## [Challenge]
Reproduce the listing below with every occurrence of "Circle shape" replaced by "Ellipse shape" and all other text unchanged. Omit the pictures.

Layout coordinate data
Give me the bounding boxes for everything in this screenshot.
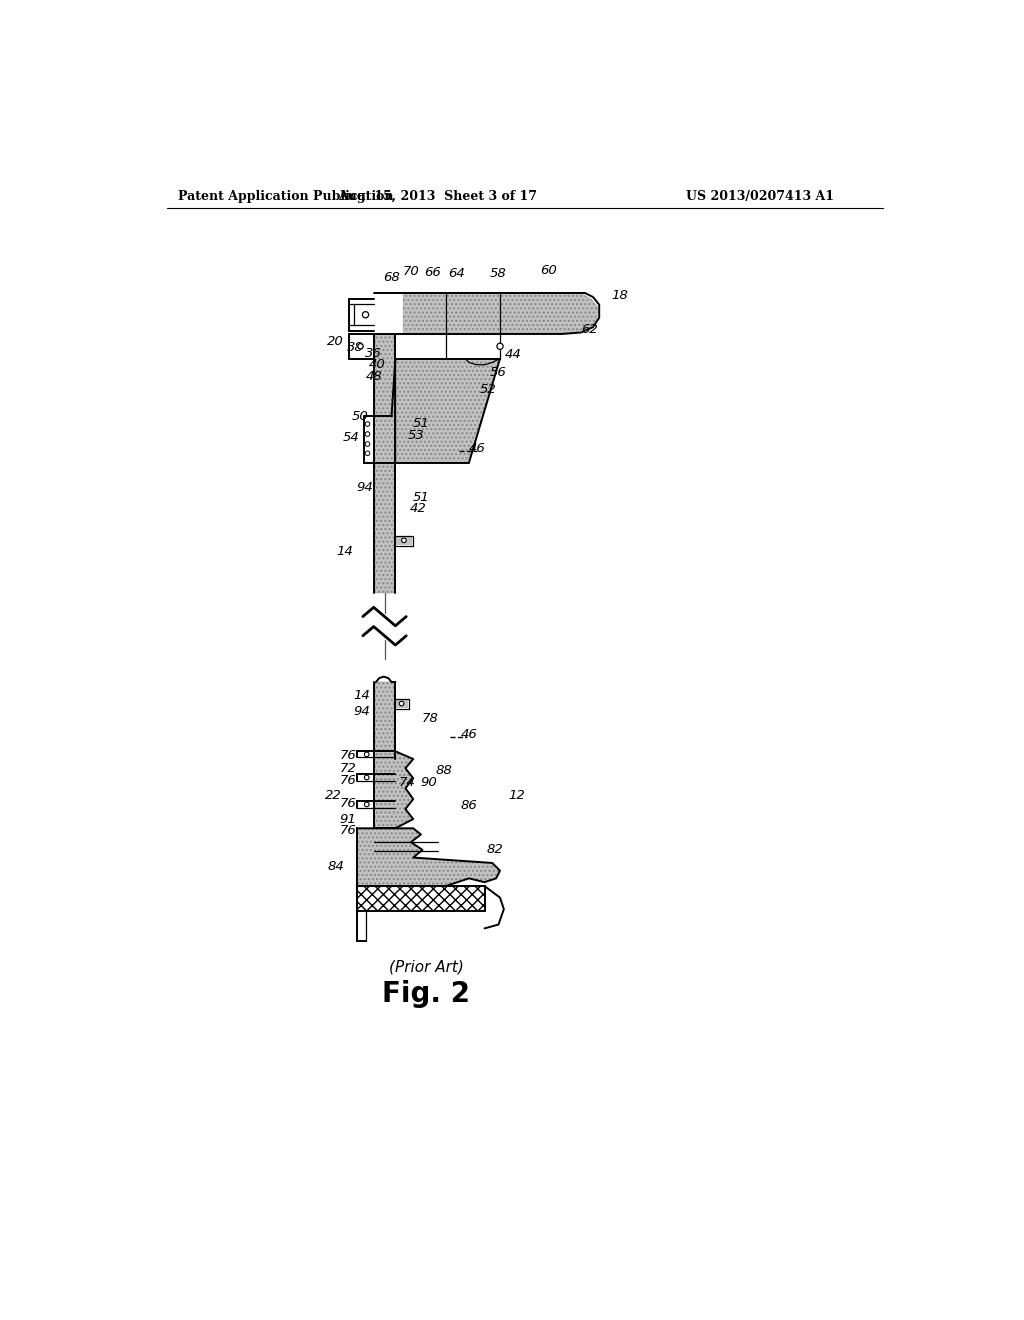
Circle shape: [365, 803, 369, 807]
Circle shape: [365, 775, 369, 780]
Text: 94: 94: [353, 705, 371, 718]
Circle shape: [366, 432, 370, 437]
Text: 14: 14: [353, 689, 371, 702]
Text: 42: 42: [411, 502, 427, 515]
Text: 36: 36: [365, 347, 381, 360]
Text: 68: 68: [383, 271, 400, 284]
Polygon shape: [403, 294, 598, 333]
Text: 74: 74: [398, 776, 416, 788]
Text: 40: 40: [370, 358, 386, 371]
Text: 86: 86: [461, 799, 477, 812]
Text: 12: 12: [509, 789, 525, 803]
Text: 76: 76: [340, 748, 356, 762]
Text: 48: 48: [366, 370, 383, 383]
Circle shape: [366, 442, 370, 446]
Polygon shape: [375, 359, 500, 462]
Text: 52: 52: [480, 383, 497, 396]
Circle shape: [365, 752, 369, 756]
Text: 38: 38: [347, 341, 364, 354]
Polygon shape: [396, 536, 413, 545]
Text: 90: 90: [420, 776, 437, 788]
Text: 64: 64: [449, 268, 465, 280]
Text: (Prior Art): (Prior Art): [389, 960, 464, 974]
Text: 56: 56: [489, 366, 506, 379]
Circle shape: [357, 343, 364, 348]
Polygon shape: [356, 886, 484, 911]
Text: 22: 22: [325, 789, 342, 803]
Polygon shape: [375, 682, 394, 758]
Text: 51: 51: [413, 417, 429, 430]
Text: Patent Application Publication: Patent Application Publication: [178, 190, 394, 203]
Text: Fig. 2: Fig. 2: [382, 979, 470, 1008]
Circle shape: [366, 422, 370, 426]
Text: 70: 70: [402, 265, 419, 279]
Text: 72: 72: [340, 762, 356, 775]
Circle shape: [366, 451, 370, 455]
Circle shape: [362, 312, 369, 318]
Text: 76: 76: [340, 797, 356, 810]
Text: 20: 20: [328, 335, 344, 348]
Polygon shape: [375, 334, 394, 594]
Text: 82: 82: [486, 843, 503, 857]
Text: 94: 94: [356, 480, 373, 494]
Circle shape: [497, 343, 503, 350]
Text: US 2013/0207413 A1: US 2013/0207413 A1: [686, 190, 834, 203]
Text: 14: 14: [337, 545, 353, 557]
Text: 50: 50: [351, 409, 368, 422]
Text: 78: 78: [422, 713, 438, 726]
Polygon shape: [375, 751, 414, 829]
Text: 84: 84: [328, 861, 344, 874]
Text: 18: 18: [611, 289, 628, 302]
Text: Aug. 15, 2013  Sheet 3 of 17: Aug. 15, 2013 Sheet 3 of 17: [339, 190, 538, 203]
Text: 76: 76: [340, 774, 356, 787]
Text: 53: 53: [408, 429, 425, 442]
Text: 62: 62: [581, 323, 597, 335]
Text: 51: 51: [413, 491, 429, 504]
Text: 46: 46: [469, 442, 486, 455]
Text: 54: 54: [343, 430, 359, 444]
Text: 58: 58: [490, 268, 507, 280]
Polygon shape: [356, 829, 500, 886]
Circle shape: [399, 701, 403, 706]
Polygon shape: [396, 700, 408, 708]
Text: 44: 44: [505, 348, 521, 362]
Text: 88: 88: [436, 764, 453, 777]
Text: 60: 60: [541, 264, 557, 277]
Text: 66: 66: [424, 265, 441, 279]
Text: 91: 91: [340, 813, 356, 825]
Text: 46: 46: [461, 727, 477, 741]
Circle shape: [401, 539, 407, 543]
Text: 76: 76: [340, 824, 356, 837]
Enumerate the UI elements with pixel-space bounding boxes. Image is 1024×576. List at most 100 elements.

## [Exercise response]
Give me the bounding boxes for everything in this screenshot.
Ellipse shape: [365, 803, 369, 807]
Ellipse shape: [365, 775, 369, 780]
Text: 94: 94: [353, 705, 371, 718]
Ellipse shape: [366, 432, 370, 437]
Text: 14: 14: [353, 689, 371, 702]
Text: 42: 42: [411, 502, 427, 515]
Text: 36: 36: [365, 347, 381, 360]
Text: 68: 68: [383, 271, 400, 284]
Polygon shape: [403, 294, 598, 333]
Text: 74: 74: [398, 776, 416, 788]
Text: 40: 40: [370, 358, 386, 371]
Text: 86: 86: [461, 799, 477, 812]
Text: 12: 12: [509, 789, 525, 803]
Text: 76: 76: [340, 748, 356, 762]
Text: 48: 48: [366, 370, 383, 383]
Ellipse shape: [366, 442, 370, 446]
Polygon shape: [375, 359, 500, 462]
Text: 52: 52: [480, 383, 497, 396]
Ellipse shape: [365, 752, 369, 756]
Text: 38: 38: [347, 341, 364, 354]
Polygon shape: [396, 536, 413, 545]
Text: 90: 90: [420, 776, 437, 788]
Text: 64: 64: [449, 268, 465, 280]
Text: (Prior Art): (Prior Art): [389, 960, 464, 974]
Text: 56: 56: [489, 366, 506, 379]
Ellipse shape: [357, 343, 364, 348]
Polygon shape: [356, 886, 484, 911]
Text: 22: 22: [325, 789, 342, 803]
Polygon shape: [375, 682, 394, 758]
Text: 51: 51: [413, 417, 429, 430]
Text: Patent Application Publication: Patent Application Publication: [178, 190, 394, 203]
Text: Fig. 2: Fig. 2: [382, 979, 470, 1008]
Ellipse shape: [366, 422, 370, 426]
Text: 70: 70: [402, 265, 419, 279]
Text: 72: 72: [340, 762, 356, 775]
Ellipse shape: [366, 451, 370, 455]
Ellipse shape: [362, 312, 369, 318]
Text: 76: 76: [340, 797, 356, 810]
Text: 20: 20: [328, 335, 344, 348]
Polygon shape: [375, 334, 394, 594]
Text: 82: 82: [486, 843, 503, 857]
Text: 94: 94: [356, 480, 373, 494]
Ellipse shape: [497, 343, 503, 350]
Text: US 2013/0207413 A1: US 2013/0207413 A1: [686, 190, 834, 203]
Text: 14: 14: [337, 545, 353, 557]
Text: 50: 50: [351, 409, 368, 422]
Text: 78: 78: [422, 713, 438, 726]
Polygon shape: [375, 751, 414, 829]
Text: 84: 84: [328, 861, 344, 874]
Text: 18: 18: [611, 289, 628, 302]
Text: Aug. 15, 2013  Sheet 3 of 17: Aug. 15, 2013 Sheet 3 of 17: [339, 190, 538, 203]
Text: 76: 76: [340, 774, 356, 787]
Text: 53: 53: [408, 429, 425, 442]
Text: 62: 62: [581, 323, 597, 335]
Text: 51: 51: [413, 491, 429, 504]
Text: 46: 46: [469, 442, 486, 455]
Text: 54: 54: [343, 430, 359, 444]
Text: 58: 58: [490, 268, 507, 280]
Polygon shape: [356, 829, 500, 886]
Ellipse shape: [399, 701, 403, 706]
Polygon shape: [396, 700, 408, 708]
Text: 44: 44: [505, 348, 521, 362]
Text: 88: 88: [436, 764, 453, 777]
Text: 60: 60: [541, 264, 557, 277]
Text: 66: 66: [424, 265, 441, 279]
Text: 91: 91: [340, 813, 356, 825]
Text: 46: 46: [461, 727, 477, 741]
Ellipse shape: [401, 539, 407, 543]
Text: 76: 76: [340, 824, 356, 837]
Enumerate the UI elements with pixel-space bounding boxes. Image is 1024×576. List at most 100 elements.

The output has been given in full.